Dataset content:
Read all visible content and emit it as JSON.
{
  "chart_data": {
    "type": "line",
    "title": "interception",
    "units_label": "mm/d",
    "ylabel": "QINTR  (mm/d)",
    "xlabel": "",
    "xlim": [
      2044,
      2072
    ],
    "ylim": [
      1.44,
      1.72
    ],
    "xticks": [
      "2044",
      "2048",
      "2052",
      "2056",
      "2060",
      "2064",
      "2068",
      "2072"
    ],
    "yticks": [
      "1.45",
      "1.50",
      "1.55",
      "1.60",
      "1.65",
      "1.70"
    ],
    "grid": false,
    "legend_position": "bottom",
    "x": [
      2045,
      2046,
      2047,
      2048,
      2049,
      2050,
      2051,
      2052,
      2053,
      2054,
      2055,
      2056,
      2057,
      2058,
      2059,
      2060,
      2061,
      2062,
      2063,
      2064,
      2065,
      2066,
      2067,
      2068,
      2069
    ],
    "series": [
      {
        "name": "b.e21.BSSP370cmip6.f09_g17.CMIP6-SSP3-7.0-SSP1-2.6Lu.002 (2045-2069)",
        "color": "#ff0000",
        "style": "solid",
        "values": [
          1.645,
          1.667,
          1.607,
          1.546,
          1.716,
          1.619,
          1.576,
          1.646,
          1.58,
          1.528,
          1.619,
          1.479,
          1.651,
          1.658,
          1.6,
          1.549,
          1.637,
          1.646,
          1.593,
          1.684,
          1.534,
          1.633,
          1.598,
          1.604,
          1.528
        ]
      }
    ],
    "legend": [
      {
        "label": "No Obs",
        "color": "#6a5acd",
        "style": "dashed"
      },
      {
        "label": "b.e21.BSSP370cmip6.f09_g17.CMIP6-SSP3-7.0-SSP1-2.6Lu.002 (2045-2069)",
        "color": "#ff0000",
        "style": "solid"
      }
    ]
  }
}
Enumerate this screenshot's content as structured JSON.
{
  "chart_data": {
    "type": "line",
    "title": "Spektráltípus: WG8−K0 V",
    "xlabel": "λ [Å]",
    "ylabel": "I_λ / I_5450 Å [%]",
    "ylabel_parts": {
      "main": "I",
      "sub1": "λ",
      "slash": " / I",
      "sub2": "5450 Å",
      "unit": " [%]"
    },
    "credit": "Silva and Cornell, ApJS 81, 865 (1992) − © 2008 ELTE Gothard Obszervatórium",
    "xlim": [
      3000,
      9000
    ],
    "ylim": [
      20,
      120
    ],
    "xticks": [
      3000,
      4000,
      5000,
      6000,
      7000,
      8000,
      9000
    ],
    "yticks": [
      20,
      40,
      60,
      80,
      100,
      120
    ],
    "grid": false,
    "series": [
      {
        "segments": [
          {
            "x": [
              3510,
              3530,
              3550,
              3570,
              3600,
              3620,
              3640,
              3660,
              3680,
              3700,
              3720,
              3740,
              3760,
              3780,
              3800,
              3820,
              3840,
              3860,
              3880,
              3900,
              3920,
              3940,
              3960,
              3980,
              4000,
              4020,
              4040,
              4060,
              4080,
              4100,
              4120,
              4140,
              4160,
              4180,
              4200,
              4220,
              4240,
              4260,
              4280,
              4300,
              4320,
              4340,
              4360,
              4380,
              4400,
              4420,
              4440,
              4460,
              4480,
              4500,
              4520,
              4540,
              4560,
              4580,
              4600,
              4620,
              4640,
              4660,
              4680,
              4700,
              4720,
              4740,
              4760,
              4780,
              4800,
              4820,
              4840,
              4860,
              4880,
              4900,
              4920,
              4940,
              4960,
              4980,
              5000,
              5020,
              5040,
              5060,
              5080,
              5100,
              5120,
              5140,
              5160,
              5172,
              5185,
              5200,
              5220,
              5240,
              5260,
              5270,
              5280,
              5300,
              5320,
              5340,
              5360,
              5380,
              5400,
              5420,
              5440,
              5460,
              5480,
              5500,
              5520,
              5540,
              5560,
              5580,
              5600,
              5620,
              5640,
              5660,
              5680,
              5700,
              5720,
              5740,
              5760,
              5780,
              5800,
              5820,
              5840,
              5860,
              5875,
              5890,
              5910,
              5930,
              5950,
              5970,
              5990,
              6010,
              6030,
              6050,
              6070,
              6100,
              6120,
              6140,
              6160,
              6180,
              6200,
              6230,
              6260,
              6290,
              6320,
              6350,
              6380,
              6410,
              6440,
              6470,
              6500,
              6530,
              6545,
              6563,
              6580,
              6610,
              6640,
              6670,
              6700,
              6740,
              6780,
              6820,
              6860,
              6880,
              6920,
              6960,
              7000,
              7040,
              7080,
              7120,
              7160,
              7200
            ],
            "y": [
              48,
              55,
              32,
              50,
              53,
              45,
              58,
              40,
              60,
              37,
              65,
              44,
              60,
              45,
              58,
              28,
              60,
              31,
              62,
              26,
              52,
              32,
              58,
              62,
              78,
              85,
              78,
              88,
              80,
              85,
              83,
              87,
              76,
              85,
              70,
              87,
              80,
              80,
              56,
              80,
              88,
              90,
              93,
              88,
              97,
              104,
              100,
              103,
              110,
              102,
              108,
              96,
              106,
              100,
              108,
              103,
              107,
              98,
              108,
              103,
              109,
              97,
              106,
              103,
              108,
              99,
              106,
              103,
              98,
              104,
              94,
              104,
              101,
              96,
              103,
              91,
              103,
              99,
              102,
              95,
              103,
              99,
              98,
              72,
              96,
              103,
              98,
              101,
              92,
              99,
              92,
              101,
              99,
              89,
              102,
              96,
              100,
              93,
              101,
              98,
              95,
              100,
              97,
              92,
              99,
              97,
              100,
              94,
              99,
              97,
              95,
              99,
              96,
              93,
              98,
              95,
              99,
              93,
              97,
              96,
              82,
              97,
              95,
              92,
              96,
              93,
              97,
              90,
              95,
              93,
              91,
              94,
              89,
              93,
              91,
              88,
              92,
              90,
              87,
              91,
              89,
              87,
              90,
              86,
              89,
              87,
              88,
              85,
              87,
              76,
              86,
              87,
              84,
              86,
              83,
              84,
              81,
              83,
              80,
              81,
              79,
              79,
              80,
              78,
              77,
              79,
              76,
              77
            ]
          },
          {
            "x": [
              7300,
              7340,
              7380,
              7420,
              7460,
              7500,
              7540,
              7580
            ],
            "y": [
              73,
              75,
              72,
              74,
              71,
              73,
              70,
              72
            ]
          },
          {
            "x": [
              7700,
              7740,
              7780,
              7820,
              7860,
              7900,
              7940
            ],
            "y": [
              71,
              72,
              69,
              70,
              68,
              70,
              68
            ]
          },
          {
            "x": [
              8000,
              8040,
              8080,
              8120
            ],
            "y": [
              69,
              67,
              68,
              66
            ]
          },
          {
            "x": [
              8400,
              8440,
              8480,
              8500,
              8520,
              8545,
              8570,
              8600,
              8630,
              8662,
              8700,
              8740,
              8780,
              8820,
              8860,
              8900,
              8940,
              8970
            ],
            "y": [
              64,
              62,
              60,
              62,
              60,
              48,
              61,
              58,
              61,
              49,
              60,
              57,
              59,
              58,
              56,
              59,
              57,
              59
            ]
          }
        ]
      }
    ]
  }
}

Exercise objective: Search the entries for the word "title" and pick out every line that holds it.

Solution to this task:
    "title": "interception",
    "title": "Spektráltípus: WG8−K0 V",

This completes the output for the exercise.